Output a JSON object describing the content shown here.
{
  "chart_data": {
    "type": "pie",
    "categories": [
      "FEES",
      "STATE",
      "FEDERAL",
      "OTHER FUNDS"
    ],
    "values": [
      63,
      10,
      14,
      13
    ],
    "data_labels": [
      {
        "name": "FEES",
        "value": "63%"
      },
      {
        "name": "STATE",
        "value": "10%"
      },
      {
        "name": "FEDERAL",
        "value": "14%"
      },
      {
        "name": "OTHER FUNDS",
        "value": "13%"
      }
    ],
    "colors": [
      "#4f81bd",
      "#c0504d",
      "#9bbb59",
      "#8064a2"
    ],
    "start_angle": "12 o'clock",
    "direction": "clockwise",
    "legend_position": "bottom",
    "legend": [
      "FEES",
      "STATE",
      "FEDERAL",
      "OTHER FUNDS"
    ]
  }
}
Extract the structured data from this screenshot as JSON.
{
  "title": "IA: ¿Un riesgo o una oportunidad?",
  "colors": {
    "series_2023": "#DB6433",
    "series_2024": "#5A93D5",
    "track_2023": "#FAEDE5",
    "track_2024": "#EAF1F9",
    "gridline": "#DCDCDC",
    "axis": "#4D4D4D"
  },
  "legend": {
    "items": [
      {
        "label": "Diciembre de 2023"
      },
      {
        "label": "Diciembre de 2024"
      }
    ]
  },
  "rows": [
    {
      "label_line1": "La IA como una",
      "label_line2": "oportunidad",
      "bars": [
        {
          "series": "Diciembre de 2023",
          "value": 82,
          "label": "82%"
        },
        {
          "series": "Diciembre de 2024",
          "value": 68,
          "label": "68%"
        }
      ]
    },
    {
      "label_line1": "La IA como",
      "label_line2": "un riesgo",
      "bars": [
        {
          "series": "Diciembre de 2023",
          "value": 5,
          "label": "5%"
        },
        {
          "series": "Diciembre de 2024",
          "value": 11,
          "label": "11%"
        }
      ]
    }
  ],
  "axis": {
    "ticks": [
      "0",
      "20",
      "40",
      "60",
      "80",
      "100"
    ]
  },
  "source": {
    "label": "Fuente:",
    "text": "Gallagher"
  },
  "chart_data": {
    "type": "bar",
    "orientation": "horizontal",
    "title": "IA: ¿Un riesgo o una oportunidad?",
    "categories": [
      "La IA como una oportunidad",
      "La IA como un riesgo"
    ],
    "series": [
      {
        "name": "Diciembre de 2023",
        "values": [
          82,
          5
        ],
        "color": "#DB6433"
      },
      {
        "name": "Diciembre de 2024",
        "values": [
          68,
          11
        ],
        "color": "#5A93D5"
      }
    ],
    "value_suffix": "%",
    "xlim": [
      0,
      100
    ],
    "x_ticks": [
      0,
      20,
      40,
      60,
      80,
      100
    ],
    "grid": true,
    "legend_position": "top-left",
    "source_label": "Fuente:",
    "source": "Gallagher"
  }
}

□ □ □ □

▶ **EXERCISE AIM**
Give all the entries again exactly; leave none out.

▶ **ANSWER**
Output a JSON object describing the content shown here.
{
  "chart_data": {
    "type": "pie",
    "categories": [
      "FEES",
      "STATE",
      "FEDERAL",
      "OTHER FUNDS"
    ],
    "values": [
      63,
      10,
      14,
      13
    ],
    "data_labels": [
      {
        "name": "FEES",
        "value": "63%"
      },
      {
        "name": "STATE",
        "value": "10%"
      },
      {
        "name": "FEDERAL",
        "value": "14%"
      },
      {
        "name": "OTHER FUNDS",
        "value": "13%"
      }
    ],
    "colors": [
      "#4f81bd",
      "#c0504d",
      "#9bbb59",
      "#8064a2"
    ],
    "start_angle": "12 o'clock",
    "direction": "clockwise",
    "legend_position": "bottom",
    "legend": [
      "FEES",
      "STATE",
      "FEDERAL",
      "OTHER FUNDS"
    ]
  }
}
Extract the structured data from this screenshot as JSON.
{
  "title": "IA: ¿Un riesgo o una oportunidad?",
  "colors": {
    "series_2023": "#DB6433",
    "series_2024": "#5A93D5",
    "track_2023": "#FAEDE5",
    "track_2024": "#EAF1F9",
    "gridline": "#DCDCDC",
    "axis": "#4D4D4D"
  },
  "legend": {
    "items": [
      {
        "label": "Diciembre de 2023"
      },
      {
        "label": "Diciembre de 2024"
      }
    ]
  },
  "rows": [
    {
      "label_line1": "La IA como una",
      "label_line2": "oportunidad",
      "bars": [
        {
          "series": "Diciembre de 2023",
          "value": 82,
          "label": "82%"
        },
        {
          "series": "Diciembre de 2024",
          "value": 68,
          "label": "68%"
        }
      ]
    },
    {
      "label_line1": "La IA como",
      "label_line2": "un riesgo",
      "bars": [
        {
          "series": "Diciembre de 2023",
          "value": 5,
          "label": "5%"
        },
        {
          "series": "Diciembre de 2024",
          "value": 11,
          "label": "11%"
        }
      ]
    }
  ],
  "axis": {
    "ticks": [
      "0",
      "20",
      "40",
      "60",
      "80",
      "100"
    ]
  },
  "source": {
    "label": "Fuente:",
    "text": "Gallagher"
  },
  "chart_data": {
    "type": "bar",
    "orientation": "horizontal",
    "title": "IA: ¿Un riesgo o una oportunidad?",
    "categories": [
      "La IA como una oportunidad",
      "La IA como un riesgo"
    ],
    "series": [
      {
        "name": "Diciembre de 2023",
        "values": [
          82,
          5
        ],
        "color": "#DB6433"
      },
      {
        "name": "Diciembre de 2024",
        "values": [
          68,
          11
        ],
        "color": "#5A93D5"
      }
    ],
    "value_suffix": "%",
    "xlim": [
      0,
      100
    ],
    "x_ticks": [
      0,
      20,
      40,
      60,
      80,
      100
    ],
    "grid": true,
    "legend_position": "top-left",
    "source_label": "Fuente:",
    "source": "Gallagher"
  }
}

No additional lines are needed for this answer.